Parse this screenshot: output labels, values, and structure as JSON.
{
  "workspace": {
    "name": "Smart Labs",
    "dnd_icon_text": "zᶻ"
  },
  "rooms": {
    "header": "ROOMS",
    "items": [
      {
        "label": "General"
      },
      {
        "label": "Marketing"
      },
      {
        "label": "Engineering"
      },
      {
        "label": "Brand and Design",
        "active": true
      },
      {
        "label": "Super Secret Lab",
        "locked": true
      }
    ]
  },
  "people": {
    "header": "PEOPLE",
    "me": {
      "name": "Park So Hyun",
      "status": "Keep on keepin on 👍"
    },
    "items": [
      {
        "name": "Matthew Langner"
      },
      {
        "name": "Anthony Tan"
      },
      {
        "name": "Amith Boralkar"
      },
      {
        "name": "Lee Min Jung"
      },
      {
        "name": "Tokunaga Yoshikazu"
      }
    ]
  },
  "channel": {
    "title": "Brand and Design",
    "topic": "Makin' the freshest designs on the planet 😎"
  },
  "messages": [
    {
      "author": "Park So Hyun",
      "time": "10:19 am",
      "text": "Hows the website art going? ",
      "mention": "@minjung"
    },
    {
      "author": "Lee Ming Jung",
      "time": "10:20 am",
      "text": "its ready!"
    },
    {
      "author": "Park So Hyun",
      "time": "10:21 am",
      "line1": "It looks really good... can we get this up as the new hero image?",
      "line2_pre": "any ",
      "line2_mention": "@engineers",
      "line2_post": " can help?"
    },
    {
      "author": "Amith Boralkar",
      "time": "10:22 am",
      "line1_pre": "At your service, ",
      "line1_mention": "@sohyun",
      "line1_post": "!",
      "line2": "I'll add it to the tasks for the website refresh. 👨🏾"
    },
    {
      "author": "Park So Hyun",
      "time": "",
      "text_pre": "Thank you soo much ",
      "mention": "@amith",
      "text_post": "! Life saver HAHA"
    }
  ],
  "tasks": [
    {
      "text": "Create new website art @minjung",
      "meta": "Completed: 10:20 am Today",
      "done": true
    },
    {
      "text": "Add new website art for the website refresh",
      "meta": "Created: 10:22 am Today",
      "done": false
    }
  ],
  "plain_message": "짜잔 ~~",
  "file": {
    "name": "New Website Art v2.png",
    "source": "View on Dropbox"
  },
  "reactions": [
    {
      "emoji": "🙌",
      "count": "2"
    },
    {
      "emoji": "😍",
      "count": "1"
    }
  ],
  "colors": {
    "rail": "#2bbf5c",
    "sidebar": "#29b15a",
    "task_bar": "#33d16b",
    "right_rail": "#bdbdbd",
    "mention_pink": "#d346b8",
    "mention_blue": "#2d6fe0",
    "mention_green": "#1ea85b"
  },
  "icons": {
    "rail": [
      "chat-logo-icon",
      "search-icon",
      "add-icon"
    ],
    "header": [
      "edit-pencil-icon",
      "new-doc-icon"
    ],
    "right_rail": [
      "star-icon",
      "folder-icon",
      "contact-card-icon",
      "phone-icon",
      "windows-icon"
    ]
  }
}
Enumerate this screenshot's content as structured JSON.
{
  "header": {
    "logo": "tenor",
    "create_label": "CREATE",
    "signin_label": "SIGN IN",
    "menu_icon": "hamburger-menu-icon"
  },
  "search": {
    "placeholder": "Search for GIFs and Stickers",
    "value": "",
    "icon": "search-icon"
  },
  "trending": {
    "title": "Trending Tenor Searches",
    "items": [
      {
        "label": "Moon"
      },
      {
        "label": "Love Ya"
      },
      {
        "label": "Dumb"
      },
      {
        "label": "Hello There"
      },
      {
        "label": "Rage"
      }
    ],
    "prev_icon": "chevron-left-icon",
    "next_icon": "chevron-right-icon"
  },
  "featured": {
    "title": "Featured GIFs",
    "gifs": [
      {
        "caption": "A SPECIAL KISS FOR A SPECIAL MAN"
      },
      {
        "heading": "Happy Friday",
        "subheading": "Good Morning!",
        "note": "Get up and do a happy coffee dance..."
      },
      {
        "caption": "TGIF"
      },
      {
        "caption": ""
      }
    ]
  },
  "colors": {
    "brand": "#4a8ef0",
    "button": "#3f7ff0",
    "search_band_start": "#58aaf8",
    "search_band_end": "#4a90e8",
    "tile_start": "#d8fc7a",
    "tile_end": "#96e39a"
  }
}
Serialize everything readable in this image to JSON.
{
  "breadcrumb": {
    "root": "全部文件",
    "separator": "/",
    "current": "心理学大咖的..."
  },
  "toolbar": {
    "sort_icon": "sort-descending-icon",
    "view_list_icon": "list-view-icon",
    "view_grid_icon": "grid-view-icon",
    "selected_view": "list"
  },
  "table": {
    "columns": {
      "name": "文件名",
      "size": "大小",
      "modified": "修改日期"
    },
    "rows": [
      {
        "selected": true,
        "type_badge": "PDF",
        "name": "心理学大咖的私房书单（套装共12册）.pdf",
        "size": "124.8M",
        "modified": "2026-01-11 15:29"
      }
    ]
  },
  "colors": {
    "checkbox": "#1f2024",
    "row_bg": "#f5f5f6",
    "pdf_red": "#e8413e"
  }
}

> [Instructions to follow]
Locate the lines above that contain "modified" and copy them.

> [Worked answer]
      "modified": "修改日期"
        "modified": "2026-01-11 15:29"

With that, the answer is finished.